SHORT EXERCISE:
Search the records that follow and extract every line containing the string "Россіи".

[Records excerpted from a collection]
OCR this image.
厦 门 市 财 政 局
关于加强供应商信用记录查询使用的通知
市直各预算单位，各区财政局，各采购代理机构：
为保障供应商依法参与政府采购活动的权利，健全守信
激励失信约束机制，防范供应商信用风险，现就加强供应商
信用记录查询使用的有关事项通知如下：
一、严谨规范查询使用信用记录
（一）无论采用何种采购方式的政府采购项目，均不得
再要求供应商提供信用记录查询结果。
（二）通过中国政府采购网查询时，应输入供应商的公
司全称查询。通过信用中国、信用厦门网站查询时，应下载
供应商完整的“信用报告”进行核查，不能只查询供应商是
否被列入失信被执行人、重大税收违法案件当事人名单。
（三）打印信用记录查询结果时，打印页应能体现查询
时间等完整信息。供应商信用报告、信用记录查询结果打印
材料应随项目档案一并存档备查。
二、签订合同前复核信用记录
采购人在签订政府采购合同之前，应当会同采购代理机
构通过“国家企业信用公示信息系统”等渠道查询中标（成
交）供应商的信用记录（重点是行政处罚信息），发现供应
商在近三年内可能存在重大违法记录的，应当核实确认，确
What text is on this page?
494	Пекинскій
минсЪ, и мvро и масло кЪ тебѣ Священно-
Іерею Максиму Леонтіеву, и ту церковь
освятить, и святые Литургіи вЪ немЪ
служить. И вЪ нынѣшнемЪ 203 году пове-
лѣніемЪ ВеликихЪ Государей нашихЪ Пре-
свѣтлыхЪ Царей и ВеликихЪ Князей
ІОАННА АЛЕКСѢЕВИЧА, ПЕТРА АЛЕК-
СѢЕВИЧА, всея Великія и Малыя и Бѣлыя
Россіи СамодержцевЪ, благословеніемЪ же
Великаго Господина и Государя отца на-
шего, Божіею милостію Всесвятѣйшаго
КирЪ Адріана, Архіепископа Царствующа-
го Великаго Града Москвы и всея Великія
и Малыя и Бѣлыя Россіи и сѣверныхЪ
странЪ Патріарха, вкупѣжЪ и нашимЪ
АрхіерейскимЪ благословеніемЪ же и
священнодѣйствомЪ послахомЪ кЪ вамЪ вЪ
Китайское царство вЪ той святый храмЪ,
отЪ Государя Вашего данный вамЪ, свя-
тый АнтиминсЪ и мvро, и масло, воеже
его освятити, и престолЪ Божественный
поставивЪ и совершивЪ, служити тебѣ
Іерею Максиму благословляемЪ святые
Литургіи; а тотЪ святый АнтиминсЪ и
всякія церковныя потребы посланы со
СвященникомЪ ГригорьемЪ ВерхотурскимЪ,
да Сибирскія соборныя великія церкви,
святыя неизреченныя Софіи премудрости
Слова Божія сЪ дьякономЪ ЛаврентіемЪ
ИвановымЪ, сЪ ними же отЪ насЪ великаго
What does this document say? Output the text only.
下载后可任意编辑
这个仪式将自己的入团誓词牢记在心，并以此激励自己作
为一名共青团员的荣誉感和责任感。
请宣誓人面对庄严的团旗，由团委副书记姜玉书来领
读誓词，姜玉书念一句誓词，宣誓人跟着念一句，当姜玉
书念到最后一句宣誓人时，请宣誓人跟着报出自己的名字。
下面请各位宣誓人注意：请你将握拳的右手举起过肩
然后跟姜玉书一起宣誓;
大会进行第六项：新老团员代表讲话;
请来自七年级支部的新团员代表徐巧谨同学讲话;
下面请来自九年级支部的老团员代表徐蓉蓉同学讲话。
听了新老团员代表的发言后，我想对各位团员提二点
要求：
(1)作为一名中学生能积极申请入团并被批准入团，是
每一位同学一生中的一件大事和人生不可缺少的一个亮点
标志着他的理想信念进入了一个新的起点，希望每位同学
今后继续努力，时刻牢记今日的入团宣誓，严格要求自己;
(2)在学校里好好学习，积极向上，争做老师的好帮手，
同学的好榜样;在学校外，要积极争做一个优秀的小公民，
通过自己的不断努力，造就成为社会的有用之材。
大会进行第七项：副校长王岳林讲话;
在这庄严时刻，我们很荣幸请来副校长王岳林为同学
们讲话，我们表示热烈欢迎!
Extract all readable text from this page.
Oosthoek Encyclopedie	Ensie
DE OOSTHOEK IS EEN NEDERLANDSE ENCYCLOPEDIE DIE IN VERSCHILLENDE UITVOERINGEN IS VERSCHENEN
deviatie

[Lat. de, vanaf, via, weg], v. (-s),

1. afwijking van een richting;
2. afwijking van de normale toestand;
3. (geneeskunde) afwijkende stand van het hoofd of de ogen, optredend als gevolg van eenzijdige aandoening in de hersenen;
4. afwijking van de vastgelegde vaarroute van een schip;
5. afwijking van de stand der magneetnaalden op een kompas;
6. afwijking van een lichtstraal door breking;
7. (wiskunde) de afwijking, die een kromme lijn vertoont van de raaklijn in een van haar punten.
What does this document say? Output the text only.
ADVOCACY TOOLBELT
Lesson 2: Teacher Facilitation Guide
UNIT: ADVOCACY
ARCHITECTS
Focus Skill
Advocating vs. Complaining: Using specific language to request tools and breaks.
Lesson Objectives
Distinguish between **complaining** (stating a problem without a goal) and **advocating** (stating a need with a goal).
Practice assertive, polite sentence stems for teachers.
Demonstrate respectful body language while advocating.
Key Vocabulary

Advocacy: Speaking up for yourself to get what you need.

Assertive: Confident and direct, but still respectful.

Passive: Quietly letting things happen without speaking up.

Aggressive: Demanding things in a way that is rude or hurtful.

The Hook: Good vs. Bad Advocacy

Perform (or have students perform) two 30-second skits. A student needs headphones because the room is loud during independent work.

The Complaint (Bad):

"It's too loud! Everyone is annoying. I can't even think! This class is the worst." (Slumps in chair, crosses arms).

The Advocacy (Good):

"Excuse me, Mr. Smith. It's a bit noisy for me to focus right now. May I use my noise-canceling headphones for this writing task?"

EXERCISE RESULT:
Россіи СамодержцевЪ, благословеніемЪ же
и Малыя и Бѣлыя Россіи и сѣверныхЪ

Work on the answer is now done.